The snap runs on the same data. When the wheel goes idle, find the center closest to focusY and animate toward it.

Stripping it down

No scroll, no fish-eye. Just a slider that controls focusY, and fifty tiles that follow.

Drag the slider slowly. Watch the tiles shift. Now click any tile directly. focusY jumps to that tile's center and the rest of the rail rearranges around it.

Slider

The positioning math is one line:

y = tileCenter - focusY + viewportHeight / 2 - thumbSize / 2

Subtract the focus point from the tile's center to get its offset from the focal position. Add half the viewport height to anchor the focused tile in the middle of the visible area. Every tile runs this same formula, with only tileCenter changing.

This version uses React state for focusY. Each slider change triggers a re-render, and React recomputes every tile's position in JSX. At the speed a human drags a slider, that works fine.

Material
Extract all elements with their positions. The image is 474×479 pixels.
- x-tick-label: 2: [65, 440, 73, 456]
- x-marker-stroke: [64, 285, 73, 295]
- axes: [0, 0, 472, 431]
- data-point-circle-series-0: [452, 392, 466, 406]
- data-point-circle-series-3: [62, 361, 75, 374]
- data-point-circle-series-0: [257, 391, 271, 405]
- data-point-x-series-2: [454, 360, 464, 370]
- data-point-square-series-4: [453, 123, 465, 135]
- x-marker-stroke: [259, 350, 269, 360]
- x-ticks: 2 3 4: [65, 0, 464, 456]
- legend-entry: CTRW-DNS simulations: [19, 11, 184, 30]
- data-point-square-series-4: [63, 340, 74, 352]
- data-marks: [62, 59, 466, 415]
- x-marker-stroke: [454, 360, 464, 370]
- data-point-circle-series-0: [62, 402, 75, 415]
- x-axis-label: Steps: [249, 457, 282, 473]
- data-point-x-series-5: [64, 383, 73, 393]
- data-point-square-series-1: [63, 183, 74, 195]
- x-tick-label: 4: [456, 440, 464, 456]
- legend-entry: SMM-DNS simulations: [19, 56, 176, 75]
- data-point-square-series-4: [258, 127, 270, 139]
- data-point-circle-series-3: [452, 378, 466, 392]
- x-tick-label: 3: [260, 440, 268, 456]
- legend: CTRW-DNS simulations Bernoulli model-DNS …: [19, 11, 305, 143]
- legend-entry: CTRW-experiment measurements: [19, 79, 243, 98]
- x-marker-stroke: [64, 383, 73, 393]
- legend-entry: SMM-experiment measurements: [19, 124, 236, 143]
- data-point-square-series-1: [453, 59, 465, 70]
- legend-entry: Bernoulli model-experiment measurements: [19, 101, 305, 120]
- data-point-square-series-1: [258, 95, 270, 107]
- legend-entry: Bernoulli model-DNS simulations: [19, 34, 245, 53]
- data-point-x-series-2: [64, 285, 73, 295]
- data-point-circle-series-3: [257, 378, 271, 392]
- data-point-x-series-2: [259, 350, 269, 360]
==
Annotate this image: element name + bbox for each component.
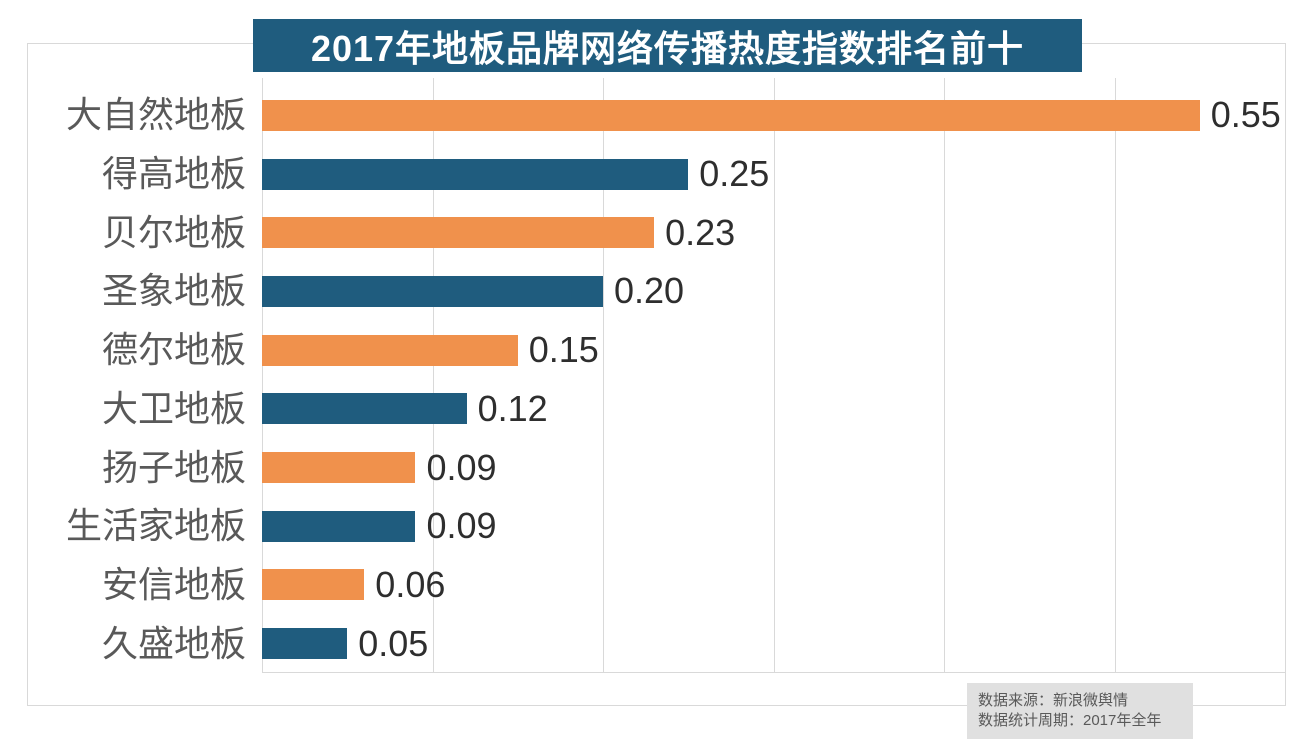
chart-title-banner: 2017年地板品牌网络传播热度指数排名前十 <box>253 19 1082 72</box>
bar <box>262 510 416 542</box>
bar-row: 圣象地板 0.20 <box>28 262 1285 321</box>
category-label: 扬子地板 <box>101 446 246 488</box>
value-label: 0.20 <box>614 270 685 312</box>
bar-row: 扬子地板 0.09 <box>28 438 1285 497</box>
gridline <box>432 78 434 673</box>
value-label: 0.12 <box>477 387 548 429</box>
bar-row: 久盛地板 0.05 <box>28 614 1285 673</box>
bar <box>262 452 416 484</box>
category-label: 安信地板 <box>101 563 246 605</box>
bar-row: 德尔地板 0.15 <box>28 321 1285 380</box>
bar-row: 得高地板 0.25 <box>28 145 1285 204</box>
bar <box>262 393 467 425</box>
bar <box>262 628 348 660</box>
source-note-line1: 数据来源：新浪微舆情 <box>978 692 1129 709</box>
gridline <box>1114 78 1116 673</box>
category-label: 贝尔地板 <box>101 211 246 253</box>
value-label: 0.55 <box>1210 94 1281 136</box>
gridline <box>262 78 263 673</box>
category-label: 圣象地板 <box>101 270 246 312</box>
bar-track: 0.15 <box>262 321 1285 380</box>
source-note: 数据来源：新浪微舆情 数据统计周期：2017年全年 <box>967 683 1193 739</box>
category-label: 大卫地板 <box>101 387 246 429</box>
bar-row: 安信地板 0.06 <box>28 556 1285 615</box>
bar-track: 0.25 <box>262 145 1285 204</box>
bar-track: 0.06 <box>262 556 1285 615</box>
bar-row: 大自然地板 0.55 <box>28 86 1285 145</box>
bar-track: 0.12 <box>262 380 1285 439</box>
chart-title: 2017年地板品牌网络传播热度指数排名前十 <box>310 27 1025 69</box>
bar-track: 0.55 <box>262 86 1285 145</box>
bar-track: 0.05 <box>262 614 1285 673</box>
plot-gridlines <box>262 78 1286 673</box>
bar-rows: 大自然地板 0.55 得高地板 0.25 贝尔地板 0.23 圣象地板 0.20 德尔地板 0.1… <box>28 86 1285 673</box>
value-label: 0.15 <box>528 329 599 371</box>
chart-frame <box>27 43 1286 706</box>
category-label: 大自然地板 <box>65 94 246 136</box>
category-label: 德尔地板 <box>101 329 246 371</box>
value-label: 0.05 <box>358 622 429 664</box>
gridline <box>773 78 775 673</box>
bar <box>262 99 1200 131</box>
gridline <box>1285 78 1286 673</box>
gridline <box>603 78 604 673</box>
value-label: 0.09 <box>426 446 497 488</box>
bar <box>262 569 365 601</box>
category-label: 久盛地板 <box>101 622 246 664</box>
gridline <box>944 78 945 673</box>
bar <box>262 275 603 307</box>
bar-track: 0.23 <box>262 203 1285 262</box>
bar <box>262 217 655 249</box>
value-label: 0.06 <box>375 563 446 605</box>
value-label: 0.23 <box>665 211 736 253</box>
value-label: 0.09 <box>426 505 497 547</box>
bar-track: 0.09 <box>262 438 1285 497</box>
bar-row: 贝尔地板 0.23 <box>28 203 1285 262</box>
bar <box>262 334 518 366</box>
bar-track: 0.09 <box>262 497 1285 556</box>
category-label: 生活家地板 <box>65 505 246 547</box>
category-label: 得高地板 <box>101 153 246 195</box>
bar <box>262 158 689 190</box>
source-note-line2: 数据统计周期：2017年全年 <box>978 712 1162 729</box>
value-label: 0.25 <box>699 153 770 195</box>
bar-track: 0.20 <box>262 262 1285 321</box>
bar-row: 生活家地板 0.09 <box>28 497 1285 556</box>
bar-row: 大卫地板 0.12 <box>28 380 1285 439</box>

Problems to work on
(1) In the tile rail text, what happens to focusY when a tile is clicked directly?
(2) For each statement, decide whether the tile rail text supports it. Answer yes or no and quote the deciding words.
(a) The stripped-down version keeps scrolling and the fish-eye effect.
(b) All tiles use the same positioning formula, and only tileCenter differs between them.
(c) In this version, focusY is held in React state.
(3) Reproduce the tile rail text word for word between "Stripping it down" and "rearranges around it.", inclusive.

The solutions
(1) focusY jumps to that tile's center, and the rest of the rail rearranges around it.

(2)
(a) No: "No scroll, no fish-eye."
(b) Yes: "Every tile runs this same formula, with only tileCenter changing."
(c) Yes: "This version uses React state for focusY."

(3)
Stripping it down

No scroll, no fish-eye. Just a slider that controls focusY, and fifty tiles that follow.

Drag the slider slowly. Watch the tiles shift. Now click any tile directly. focusY jumps to that tile's center and the rest of the rail rearranges around it.